(Records from a data source)
Begin

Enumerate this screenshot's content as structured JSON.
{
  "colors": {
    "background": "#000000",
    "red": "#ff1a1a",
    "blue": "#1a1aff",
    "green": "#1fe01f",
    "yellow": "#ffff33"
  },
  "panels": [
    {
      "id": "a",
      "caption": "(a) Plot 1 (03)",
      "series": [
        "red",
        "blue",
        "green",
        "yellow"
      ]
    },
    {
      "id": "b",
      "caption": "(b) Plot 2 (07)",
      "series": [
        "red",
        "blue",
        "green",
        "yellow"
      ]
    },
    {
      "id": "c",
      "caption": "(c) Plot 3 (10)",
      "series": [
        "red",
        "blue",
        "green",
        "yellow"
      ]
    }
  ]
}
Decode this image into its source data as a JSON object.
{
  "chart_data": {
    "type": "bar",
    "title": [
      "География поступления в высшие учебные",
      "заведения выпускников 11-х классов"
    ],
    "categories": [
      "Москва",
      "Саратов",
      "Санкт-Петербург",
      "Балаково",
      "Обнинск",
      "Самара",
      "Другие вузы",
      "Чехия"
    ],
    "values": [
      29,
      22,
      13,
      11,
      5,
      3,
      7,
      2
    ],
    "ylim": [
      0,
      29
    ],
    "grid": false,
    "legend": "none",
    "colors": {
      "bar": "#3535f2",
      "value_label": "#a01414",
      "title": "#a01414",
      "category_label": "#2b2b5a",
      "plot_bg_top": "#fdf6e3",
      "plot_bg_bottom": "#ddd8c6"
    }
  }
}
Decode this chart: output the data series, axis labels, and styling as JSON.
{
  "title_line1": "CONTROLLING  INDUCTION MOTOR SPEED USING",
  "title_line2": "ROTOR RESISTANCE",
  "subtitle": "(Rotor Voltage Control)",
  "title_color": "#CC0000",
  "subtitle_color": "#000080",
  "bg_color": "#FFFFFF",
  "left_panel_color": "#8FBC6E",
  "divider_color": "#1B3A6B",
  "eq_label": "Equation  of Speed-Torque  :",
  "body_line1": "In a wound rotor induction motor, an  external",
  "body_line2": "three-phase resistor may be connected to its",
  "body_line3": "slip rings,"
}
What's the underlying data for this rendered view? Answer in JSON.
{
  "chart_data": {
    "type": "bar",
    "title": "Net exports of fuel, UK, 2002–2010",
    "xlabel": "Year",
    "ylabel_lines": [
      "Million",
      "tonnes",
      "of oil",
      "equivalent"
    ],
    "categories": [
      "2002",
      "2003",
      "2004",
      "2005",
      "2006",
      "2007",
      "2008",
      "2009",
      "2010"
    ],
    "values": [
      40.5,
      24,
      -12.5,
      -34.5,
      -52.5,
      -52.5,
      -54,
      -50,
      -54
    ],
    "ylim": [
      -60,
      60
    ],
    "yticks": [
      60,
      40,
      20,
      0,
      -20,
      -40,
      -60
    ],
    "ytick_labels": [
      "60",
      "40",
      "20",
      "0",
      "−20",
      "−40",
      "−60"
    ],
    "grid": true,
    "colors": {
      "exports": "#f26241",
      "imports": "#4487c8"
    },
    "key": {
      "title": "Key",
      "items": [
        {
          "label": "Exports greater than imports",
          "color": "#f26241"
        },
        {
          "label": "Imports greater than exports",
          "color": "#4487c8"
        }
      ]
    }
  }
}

End

WHAT TO PRODUCE:
Every line of the data above should be copied exactly.

OUTPUT FOR THIS TASK:
Enumerate this screenshot's content as structured JSON.
{
  "colors": {
    "background": "#000000",
    "red": "#ff1a1a",
    "blue": "#1a1aff",
    "green": "#1fe01f",
    "yellow": "#ffff33"
  },
  "panels": [
    {
      "id": "a",
      "caption": "(a) Plot 1 (03)",
      "series": [
        "red",
        "blue",
        "green",
        "yellow"
      ]
    },
    {
      "id": "b",
      "caption": "(b) Plot 2 (07)",
      "series": [
        "red",
        "blue",
        "green",
        "yellow"
      ]
    },
    {
      "id": "c",
      "caption": "(c) Plot 3 (10)",
      "series": [
        "red",
        "blue",
        "green",
        "yellow"
      ]
    }
  ]
}
Decode this image into its source data as a JSON object.
{
  "chart_data": {
    "type": "bar",
    "title": [
      "География поступления в высшие учебные",
      "заведения выпускников 11-х классов"
    ],
    "categories": [
      "Москва",
      "Саратов",
      "Санкт-Петербург",
      "Балаково",
      "Обнинск",
      "Самара",
      "Другие вузы",
      "Чехия"
    ],
    "values": [
      29,
      22,
      13,
      11,
      5,
      3,
      7,
      2
    ],
    "ylim": [
      0,
      29
    ],
    "grid": false,
    "legend": "none",
    "colors": {
      "bar": "#3535f2",
      "value_label": "#a01414",
      "title": "#a01414",
      "category_label": "#2b2b5a",
      "plot_bg_top": "#fdf6e3",
      "plot_bg_bottom": "#ddd8c6"
    }
  }
}
Decode this chart: output the data series, axis labels, and styling as JSON.
{
  "title_line1": "CONTROLLING  INDUCTION MOTOR SPEED USING",
  "title_line2": "ROTOR RESISTANCE",
  "subtitle": "(Rotor Voltage Control)",
  "title_color": "#CC0000",
  "subtitle_color": "#000080",
  "bg_color": "#FFFFFF",
  "left_panel_color": "#8FBC6E",
  "divider_color": "#1B3A6B",
  "eq_label": "Equation  of Speed-Torque  :",
  "body_line1": "In a wound rotor induction motor, an  external",
  "body_line2": "three-phase resistor may be connected to its",
  "body_line3": "slip rings,"
}
What's the underlying data for this rendered view? Answer in JSON.
{
  "chart_data": {
    "type": "bar",
    "title": "Net exports of fuel, UK, 2002–2010",
    "xlabel": "Year",
    "ylabel_lines": [
      "Million",
      "tonnes",
      "of oil",
      "equivalent"
    ],
    "categories": [
      "2002",
      "2003",
      "2004",
      "2005",
      "2006",
      "2007",
      "2008",
      "2009",
      "2010"
    ],
    "values": [
      40.5,
      24,
      -12.5,
      -34.5,
      -52.5,
      -52.5,
      -54,
      -50,
      -54
    ],
    "ylim": [
      -60,
      60
    ],
    "yticks": [
      60,
      40,
      20,
      0,
      -20,
      -40,
      -60
    ],
    "ytick_labels": [
      "60",
      "40",
      "20",
      "0",
      "−20",
      "−40",
      "−60"
    ],
    "grid": true,
    "colors": {
      "exports": "#f26241",
      "imports": "#4487c8"
    },
    "key": {
      "title": "Key",
      "items": [
        {
          "label": "Exports greater than imports",
          "color": "#f26241"
        },
        {
          "label": "Imports greater than exports",
          "color": "#4487c8"
        }
      ]
    }
  }
}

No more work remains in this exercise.